** start **

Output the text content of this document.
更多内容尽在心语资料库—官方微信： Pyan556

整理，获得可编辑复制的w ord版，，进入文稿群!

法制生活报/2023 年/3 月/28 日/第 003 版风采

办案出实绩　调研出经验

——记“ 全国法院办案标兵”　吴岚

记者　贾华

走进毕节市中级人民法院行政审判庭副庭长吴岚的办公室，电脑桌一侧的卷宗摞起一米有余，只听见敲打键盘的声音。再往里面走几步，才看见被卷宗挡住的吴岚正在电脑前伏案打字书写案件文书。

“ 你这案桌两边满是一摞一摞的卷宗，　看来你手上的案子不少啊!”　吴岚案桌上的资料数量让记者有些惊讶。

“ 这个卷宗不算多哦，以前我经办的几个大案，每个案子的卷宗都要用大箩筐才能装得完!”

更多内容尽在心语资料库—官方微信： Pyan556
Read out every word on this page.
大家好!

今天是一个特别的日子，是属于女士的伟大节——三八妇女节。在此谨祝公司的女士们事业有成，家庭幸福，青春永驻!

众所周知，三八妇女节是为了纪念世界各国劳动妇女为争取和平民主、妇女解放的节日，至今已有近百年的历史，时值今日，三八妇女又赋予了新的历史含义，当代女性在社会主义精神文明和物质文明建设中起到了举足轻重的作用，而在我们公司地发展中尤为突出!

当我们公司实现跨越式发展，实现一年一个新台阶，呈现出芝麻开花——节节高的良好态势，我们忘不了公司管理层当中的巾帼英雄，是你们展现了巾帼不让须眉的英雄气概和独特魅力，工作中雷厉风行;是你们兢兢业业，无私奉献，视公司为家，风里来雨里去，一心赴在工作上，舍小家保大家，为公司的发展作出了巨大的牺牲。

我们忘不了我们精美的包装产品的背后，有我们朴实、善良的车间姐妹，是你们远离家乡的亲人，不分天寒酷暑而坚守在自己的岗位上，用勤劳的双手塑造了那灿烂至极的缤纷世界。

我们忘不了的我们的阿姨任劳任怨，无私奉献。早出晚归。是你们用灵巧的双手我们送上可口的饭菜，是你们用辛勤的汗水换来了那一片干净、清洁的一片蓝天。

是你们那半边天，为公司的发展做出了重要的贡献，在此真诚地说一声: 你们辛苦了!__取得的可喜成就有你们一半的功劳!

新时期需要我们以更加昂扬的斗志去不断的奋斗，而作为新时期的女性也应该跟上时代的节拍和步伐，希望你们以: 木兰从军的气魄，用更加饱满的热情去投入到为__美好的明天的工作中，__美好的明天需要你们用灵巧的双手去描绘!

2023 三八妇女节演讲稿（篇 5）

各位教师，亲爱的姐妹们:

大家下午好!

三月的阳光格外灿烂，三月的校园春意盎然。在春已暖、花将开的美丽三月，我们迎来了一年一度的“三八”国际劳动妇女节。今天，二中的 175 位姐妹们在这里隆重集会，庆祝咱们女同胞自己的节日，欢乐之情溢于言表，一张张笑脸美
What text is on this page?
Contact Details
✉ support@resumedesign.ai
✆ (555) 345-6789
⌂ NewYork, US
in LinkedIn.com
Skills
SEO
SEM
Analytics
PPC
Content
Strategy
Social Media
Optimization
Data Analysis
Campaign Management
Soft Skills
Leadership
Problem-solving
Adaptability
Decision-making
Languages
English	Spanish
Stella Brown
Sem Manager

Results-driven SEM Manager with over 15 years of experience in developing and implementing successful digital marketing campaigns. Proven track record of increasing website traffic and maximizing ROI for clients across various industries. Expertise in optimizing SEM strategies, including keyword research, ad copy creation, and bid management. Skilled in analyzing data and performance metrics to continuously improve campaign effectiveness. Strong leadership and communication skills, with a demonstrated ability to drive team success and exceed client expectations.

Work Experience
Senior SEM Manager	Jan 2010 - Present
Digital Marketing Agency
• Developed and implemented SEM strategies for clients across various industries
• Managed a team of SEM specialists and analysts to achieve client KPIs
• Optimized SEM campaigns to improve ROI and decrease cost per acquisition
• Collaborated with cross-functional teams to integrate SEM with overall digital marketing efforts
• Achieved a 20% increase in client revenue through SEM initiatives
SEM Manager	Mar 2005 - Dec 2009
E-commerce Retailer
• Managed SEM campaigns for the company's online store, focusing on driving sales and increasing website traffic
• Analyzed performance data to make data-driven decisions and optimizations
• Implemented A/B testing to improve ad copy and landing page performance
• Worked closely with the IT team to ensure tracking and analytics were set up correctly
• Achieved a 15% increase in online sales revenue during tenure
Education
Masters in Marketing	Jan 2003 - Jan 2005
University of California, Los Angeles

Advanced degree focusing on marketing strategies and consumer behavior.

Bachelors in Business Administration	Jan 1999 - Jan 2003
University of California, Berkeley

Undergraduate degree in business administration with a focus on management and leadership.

** end **

**Stated task**
Extract, word for word, each line of the listing above.

**Worked answer**
Output the text content of this document.
更多内容尽在心语资料库—官方微信： Pyan556

整理，获得可编辑复制的w ord版，，进入文稿群!

法制生活报/2023 年/3 月/28 日/第 003 版风采

办案出实绩　调研出经验

——记“ 全国法院办案标兵”　吴岚

记者　贾华

走进毕节市中级人民法院行政审判庭副庭长吴岚的办公室，电脑桌一侧的卷宗摞起一米有余，只听见敲打键盘的声音。再往里面走几步，才看见被卷宗挡住的吴岚正在电脑前伏案打字书写案件文书。

“ 你这案桌两边满是一摞一摞的卷宗，　看来你手上的案子不少啊!”　吴岚案桌上的资料数量让记者有些惊讶。

“ 这个卷宗不算多哦，以前我经办的几个大案，每个案子的卷宗都要用大箩筐才能装得完!”

更多内容尽在心语资料库—官方微信： Pyan556
Read out every word on this page.
大家好!

今天是一个特别的日子，是属于女士的伟大节——三八妇女节。在此谨祝公司的女士们事业有成，家庭幸福，青春永驻!

众所周知，三八妇女节是为了纪念世界各国劳动妇女为争取和平民主、妇女解放的节日，至今已有近百年的历史，时值今日，三八妇女又赋予了新的历史含义，当代女性在社会主义精神文明和物质文明建设中起到了举足轻重的作用，而在我们公司地发展中尤为突出!

当我们公司实现跨越式发展，实现一年一个新台阶，呈现出芝麻开花——节节高的良好态势，我们忘不了公司管理层当中的巾帼英雄，是你们展现了巾帼不让须眉的英雄气概和独特魅力，工作中雷厉风行;是你们兢兢业业，无私奉献，视公司为家，风里来雨里去，一心赴在工作上，舍小家保大家，为公司的发展作出了巨大的牺牲。

我们忘不了我们精美的包装产品的背后，有我们朴实、善良的车间姐妹，是你们远离家乡的亲人，不分天寒酷暑而坚守在自己的岗位上，用勤劳的双手塑造了那灿烂至极的缤纷世界。

我们忘不了的我们的阿姨任劳任怨，无私奉献。早出晚归。是你们用灵巧的双手我们送上可口的饭菜，是你们用辛勤的汗水换来了那一片干净、清洁的一片蓝天。

是你们那半边天，为公司的发展做出了重要的贡献，在此真诚地说一声: 你们辛苦了!__取得的可喜成就有你们一半的功劳!

新时期需要我们以更加昂扬的斗志去不断的奋斗，而作为新时期的女性也应该跟上时代的节拍和步伐，希望你们以: 木兰从军的气魄，用更加饱满的热情去投入到为__美好的明天的工作中，__美好的明天需要你们用灵巧的双手去描绘!

2023 三八妇女节演讲稿（篇 5）

各位教师，亲爱的姐妹们:

大家下午好!

三月的阳光格外灿烂，三月的校园春意盎然。在春已暖、花将开的美丽三月，我们迎来了一年一度的“三八”国际劳动妇女节。今天，二中的 175 位姐妹们在这里隆重集会，庆祝咱们女同胞自己的节日，欢乐之情溢于言表，一张张笑脸美
What text is on this page?
Contact Details
✉ support@resumedesign.ai
✆ (555) 345-6789
⌂ NewYork, US
in LinkedIn.com
Skills
SEO
SEM
Analytics
PPC
Content
Strategy
Social Media
Optimization
Data Analysis
Campaign Management
Soft Skills
Leadership
Problem-solving
Adaptability
Decision-making
Languages
English	Spanish
Stella Brown
Sem Manager

Results-driven SEM Manager with over 15 years of experience in developing and implementing successful digital marketing campaigns. Proven track record of increasing website traffic and maximizing ROI for clients across various industries. Expertise in optimizing SEM strategies, including keyword research, ad copy creation, and bid management. Skilled in analyzing data and performance metrics to continuously improve campaign effectiveness. Strong leadership and communication skills, with a demonstrated ability to drive team success and exceed client expectations.

Work Experience
Senior SEM Manager	Jan 2010 - Present
Digital Marketing Agency
• Developed and implemented SEM strategies for clients across various industries
• Managed a team of SEM specialists and analysts to achieve client KPIs
• Optimized SEM campaigns to improve ROI and decrease cost per acquisition
• Collaborated with cross-functional teams to integrate SEM with overall digital marketing efforts
• Achieved a 20% increase in client revenue through SEM initiatives
SEM Manager	Mar 2005 - Dec 2009
E-commerce Retailer
• Managed SEM campaigns for the company's online store, focusing on driving sales and increasing website traffic
• Analyzed performance data to make data-driven decisions and optimizations
• Implemented A/B testing to improve ad copy and landing page performance
• Worked closely with the IT team to ensure tracking and analytics were set up correctly
• Achieved a 15% increase in online sales revenue during tenure
Education
Masters in Marketing	Jan 2003 - Jan 2005
University of California, Los Angeles

Advanced degree focusing on marketing strategies and consumer behavior.

Bachelors in Business Administration	Jan 1999 - Jan 2003
University of California, Berkeley

Undergraduate degree in business administration with a focus on management and leadership.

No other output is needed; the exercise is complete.